Set problem
Work out how many lines contain "Gene". Reply with the count alone.

[Figure content listings]
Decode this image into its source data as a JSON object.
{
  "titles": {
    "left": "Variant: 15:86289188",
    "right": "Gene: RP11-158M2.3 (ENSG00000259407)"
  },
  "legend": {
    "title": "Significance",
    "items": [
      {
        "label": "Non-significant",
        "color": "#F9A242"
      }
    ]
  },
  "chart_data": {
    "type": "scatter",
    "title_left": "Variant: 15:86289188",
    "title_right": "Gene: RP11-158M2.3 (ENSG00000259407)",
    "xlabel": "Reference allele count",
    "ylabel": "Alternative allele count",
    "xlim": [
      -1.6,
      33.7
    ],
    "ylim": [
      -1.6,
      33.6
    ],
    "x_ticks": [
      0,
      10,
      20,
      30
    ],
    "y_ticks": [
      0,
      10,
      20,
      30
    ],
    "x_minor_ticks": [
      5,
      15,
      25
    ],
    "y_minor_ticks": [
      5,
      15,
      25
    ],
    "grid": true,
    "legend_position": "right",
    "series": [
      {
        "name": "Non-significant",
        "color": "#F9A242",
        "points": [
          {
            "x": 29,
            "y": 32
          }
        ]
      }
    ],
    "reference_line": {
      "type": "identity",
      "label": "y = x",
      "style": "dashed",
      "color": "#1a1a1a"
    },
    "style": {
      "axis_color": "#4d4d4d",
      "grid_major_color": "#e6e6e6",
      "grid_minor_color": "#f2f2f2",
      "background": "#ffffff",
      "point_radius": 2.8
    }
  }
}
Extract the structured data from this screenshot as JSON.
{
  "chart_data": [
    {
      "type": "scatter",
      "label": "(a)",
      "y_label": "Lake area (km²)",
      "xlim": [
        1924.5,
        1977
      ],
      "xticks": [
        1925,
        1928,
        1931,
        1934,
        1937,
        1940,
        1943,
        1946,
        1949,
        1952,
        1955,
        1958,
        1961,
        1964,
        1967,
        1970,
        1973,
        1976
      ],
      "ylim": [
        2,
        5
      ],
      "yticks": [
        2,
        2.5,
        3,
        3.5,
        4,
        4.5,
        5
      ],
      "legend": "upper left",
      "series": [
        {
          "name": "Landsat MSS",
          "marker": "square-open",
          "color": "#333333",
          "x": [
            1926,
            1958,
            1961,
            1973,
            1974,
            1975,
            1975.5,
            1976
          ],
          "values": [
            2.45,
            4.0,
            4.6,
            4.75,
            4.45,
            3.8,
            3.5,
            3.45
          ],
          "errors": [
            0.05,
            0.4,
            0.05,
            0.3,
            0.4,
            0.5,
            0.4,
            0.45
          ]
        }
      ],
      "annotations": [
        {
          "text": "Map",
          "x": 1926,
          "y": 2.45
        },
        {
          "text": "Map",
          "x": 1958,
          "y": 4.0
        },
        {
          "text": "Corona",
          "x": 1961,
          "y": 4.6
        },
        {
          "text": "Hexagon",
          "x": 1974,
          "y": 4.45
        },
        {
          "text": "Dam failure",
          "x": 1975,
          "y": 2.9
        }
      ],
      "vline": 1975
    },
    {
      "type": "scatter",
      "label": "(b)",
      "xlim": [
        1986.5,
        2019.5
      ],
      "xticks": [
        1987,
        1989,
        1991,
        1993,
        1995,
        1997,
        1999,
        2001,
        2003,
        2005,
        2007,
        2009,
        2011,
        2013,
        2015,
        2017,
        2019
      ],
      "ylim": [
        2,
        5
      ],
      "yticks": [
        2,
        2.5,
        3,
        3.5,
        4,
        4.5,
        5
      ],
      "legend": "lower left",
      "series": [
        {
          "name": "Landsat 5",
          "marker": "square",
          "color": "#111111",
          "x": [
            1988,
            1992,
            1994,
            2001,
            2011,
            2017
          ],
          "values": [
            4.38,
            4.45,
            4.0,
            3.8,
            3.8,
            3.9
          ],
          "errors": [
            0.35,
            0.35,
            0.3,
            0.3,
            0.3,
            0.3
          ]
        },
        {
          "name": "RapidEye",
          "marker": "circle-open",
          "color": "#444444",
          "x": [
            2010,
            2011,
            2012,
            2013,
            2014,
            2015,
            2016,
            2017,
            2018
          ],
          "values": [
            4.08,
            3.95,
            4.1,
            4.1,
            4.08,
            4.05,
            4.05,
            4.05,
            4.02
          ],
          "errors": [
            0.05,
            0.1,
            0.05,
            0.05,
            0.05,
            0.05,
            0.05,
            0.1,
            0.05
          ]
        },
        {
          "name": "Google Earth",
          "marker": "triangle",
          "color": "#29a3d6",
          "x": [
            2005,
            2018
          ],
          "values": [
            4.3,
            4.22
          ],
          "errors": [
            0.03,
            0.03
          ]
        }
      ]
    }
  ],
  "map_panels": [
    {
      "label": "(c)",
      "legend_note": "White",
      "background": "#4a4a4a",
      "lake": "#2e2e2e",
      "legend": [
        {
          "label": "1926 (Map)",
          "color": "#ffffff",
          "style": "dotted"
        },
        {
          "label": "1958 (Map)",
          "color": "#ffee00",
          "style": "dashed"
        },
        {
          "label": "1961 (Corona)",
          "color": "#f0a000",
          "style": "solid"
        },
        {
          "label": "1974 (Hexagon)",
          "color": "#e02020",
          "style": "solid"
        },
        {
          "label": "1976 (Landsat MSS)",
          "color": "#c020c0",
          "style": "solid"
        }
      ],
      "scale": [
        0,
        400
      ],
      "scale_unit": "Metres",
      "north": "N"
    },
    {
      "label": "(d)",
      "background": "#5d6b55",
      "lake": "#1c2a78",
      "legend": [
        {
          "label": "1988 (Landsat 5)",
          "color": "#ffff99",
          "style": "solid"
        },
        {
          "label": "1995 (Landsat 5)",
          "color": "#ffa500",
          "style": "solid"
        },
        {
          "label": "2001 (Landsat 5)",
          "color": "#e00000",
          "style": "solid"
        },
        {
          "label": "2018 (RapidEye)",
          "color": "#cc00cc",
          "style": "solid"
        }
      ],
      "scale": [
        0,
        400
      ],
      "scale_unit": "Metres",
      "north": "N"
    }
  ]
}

Response to the exercise
2